### Set exercise
Each entry below is to be given again word for word, with no pictures.

### Data for processing

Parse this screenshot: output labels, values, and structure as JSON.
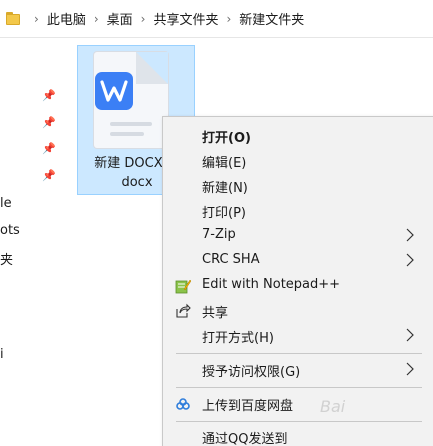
{
  "breadcrumb": {
    "items": [
      "此电脑",
      "桌面",
      "共享文件夹",
      "新建文件夹"
    ]
  },
  "navpane": {
    "partial_items": [
      "le",
      "ots",
      "夹",
      "i"
    ]
  },
  "file": {
    "name_line1": "新建 DOCX 文",
    "name_line2": "docx",
    "icon": "wps-writer-icon",
    "icon_letter": "W",
    "icon_color": "#3b7ff5",
    "selection_color": "#cce8ff"
  },
  "context_menu": {
    "items": [
      {
        "label": "打开(O)",
        "bold": true
      },
      {
        "label": "编辑(E)"
      },
      {
        "label": "新建(N)"
      },
      {
        "label": "打印(P)"
      },
      {
        "label": "7-Zip",
        "submenu": true
      },
      {
        "label": "CRC SHA",
        "submenu": true
      },
      {
        "label": "Edit with Notepad++",
        "icon": "notepadpp-icon"
      },
      {
        "label": "共享",
        "icon": "share-icon"
      },
      {
        "label": "打开方式(H)",
        "submenu": true
      },
      {
        "label": "授予访问权限(G)",
        "submenu": true
      },
      {
        "label": "上传到百度网盘",
        "icon": "baidu-netdisk-icon"
      },
      {
        "label": "通过QQ发送到"
      }
    ]
  },
  "watermark": "Bai"
}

### Correct result
Parse this screenshot: output labels, values, and structure as JSON.
{
  "breadcrumb": {
    "items": [
      "此电脑",
      "桌面",
      "共享文件夹",
      "新建文件夹"
    ]
  },
  "navpane": {
    "partial_items": [
      "le",
      "ots",
      "夹",
      "i"
    ]
  },
  "file": {
    "name_line1": "新建 DOCX 文",
    "name_line2": "docx",
    "icon": "wps-writer-icon",
    "icon_letter": "W",
    "icon_color": "#3b7ff5",
    "selection_color": "#cce8ff"
  },
  "context_menu": {
    "items": [
      {
        "label": "打开(O)",
        "bold": true
      },
      {
        "label": "编辑(E)"
      },
      {
        "label": "新建(N)"
      },
      {
        "label": "打印(P)"
      },
      {
        "label": "7-Zip",
        "submenu": true
      },
      {
        "label": "CRC SHA",
        "submenu": true
      },
      {
        "label": "Edit with Notepad++",
        "icon": "notepadpp-icon"
      },
      {
        "label": "共享",
        "icon": "share-icon"
      },
      {
        "label": "打开方式(H)",
        "submenu": true
      },
      {
        "label": "授予访问权限(G)",
        "submenu": true
      },
      {
        "label": "上传到百度网盘",
        "icon": "baidu-netdisk-icon"
      },
      {
        "label": "通过QQ发送到"
      }
    ]
  },
  "watermark": "Bai"
}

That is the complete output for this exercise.